## [CHALLENGE]
Identify the lines in the data below that contain "Inclusions" and give only how many there are.

## [SUPPLIED RECORDS]
* * *

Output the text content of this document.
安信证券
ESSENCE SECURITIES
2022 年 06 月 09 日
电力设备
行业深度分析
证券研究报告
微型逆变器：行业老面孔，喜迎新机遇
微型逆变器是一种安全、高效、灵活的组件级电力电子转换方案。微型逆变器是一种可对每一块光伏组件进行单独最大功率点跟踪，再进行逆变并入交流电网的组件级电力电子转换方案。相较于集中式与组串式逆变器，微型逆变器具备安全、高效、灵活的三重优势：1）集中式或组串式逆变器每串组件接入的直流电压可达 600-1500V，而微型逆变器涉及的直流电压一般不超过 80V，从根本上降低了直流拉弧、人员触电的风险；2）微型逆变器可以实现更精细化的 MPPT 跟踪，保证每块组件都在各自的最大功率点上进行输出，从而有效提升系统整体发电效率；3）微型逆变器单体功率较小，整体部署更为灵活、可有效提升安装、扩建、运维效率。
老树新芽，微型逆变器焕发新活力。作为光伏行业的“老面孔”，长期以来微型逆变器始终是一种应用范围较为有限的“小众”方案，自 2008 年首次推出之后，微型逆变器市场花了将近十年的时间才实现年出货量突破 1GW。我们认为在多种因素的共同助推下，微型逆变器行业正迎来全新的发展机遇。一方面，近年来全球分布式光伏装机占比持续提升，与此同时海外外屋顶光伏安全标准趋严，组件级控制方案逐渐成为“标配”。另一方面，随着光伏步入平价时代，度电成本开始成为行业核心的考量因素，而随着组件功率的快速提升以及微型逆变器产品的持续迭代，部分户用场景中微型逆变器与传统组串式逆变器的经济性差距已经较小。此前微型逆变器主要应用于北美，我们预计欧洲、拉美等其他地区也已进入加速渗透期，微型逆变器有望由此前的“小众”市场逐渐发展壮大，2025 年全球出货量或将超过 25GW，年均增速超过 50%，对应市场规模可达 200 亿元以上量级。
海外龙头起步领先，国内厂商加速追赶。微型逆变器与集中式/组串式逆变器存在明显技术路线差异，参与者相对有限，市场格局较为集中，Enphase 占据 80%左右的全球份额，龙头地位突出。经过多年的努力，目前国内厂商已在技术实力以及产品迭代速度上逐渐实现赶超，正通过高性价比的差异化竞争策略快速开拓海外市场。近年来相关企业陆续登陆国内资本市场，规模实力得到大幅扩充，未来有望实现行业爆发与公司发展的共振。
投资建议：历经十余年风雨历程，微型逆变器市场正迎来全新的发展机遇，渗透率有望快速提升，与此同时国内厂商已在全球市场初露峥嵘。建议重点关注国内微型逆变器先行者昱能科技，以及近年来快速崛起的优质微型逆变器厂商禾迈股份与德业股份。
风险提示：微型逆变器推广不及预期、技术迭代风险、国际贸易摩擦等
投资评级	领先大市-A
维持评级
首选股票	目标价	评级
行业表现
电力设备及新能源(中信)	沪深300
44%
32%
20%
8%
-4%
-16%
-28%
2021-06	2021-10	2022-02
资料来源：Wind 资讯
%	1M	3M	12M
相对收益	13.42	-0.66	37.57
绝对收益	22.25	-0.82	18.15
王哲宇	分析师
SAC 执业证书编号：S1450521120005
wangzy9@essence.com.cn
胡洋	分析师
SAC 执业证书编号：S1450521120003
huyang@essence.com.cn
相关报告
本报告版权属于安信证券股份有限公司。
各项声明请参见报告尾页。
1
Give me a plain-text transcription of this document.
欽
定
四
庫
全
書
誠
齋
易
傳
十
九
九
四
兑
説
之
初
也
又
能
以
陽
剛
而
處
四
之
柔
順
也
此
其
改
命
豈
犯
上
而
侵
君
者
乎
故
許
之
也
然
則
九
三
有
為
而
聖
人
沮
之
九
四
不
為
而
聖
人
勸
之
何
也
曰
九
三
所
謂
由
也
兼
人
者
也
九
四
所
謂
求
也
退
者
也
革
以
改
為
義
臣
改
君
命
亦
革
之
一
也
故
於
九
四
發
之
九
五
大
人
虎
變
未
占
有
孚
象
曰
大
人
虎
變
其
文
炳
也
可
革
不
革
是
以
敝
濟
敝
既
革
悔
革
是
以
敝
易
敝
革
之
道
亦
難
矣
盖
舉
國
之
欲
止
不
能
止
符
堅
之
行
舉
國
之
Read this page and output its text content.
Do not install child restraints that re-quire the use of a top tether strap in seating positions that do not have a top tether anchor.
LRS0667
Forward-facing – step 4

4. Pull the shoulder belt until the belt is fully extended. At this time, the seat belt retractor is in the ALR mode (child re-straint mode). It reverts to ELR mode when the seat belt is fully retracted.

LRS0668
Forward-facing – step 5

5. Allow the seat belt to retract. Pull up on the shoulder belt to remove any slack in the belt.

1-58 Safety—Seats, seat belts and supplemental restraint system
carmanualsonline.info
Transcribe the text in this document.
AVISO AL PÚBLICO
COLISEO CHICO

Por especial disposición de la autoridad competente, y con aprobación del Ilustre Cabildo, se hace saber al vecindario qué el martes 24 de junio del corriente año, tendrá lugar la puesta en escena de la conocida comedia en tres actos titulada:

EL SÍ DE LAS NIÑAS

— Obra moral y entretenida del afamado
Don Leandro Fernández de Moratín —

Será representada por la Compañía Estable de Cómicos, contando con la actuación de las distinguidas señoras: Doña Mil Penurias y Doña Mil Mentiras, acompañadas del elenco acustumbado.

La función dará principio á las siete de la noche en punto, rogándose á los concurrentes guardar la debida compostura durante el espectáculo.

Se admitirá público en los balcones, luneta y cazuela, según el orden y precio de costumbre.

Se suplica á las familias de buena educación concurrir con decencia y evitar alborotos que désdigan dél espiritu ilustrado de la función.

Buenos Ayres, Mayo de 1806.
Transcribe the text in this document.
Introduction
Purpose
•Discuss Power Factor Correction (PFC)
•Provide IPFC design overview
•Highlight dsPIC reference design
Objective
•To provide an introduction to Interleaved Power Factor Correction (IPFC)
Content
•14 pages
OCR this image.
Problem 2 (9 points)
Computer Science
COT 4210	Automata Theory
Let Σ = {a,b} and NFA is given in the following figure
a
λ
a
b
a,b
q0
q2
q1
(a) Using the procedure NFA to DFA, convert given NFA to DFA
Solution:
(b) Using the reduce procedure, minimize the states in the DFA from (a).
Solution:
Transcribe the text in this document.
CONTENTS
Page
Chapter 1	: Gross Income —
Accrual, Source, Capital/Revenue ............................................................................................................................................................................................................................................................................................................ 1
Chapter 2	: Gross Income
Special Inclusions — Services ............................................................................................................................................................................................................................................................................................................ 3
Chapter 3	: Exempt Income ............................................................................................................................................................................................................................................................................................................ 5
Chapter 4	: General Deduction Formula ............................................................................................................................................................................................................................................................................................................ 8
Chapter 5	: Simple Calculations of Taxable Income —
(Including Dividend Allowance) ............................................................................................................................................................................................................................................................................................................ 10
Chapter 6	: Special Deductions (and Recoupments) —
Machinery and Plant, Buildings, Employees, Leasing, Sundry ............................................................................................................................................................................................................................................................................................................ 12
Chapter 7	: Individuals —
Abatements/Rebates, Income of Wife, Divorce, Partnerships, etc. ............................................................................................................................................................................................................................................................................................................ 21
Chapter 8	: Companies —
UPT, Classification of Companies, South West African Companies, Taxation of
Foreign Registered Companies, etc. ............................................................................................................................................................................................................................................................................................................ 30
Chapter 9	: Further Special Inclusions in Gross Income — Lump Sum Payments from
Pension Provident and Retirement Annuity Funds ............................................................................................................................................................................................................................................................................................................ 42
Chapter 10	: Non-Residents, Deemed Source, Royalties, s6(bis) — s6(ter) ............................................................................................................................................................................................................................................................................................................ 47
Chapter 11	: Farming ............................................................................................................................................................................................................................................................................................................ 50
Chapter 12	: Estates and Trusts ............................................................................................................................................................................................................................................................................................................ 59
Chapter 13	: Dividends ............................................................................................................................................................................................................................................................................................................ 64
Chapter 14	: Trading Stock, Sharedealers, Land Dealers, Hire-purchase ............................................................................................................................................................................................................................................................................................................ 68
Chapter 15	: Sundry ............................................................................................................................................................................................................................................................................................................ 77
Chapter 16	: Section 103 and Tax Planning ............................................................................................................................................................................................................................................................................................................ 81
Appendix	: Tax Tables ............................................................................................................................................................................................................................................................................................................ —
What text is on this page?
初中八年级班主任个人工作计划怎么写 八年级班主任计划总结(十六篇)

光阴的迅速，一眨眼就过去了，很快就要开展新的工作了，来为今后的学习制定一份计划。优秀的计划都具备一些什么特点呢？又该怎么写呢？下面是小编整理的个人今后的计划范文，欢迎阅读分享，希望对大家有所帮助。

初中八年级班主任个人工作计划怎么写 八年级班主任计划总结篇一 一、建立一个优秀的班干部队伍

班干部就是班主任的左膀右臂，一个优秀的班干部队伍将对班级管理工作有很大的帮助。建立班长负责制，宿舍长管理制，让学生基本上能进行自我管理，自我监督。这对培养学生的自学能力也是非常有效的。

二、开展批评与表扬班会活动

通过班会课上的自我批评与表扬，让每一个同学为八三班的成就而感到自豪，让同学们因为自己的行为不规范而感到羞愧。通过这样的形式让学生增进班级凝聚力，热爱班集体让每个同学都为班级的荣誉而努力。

* * *

## [WRITTEN REPLY]
2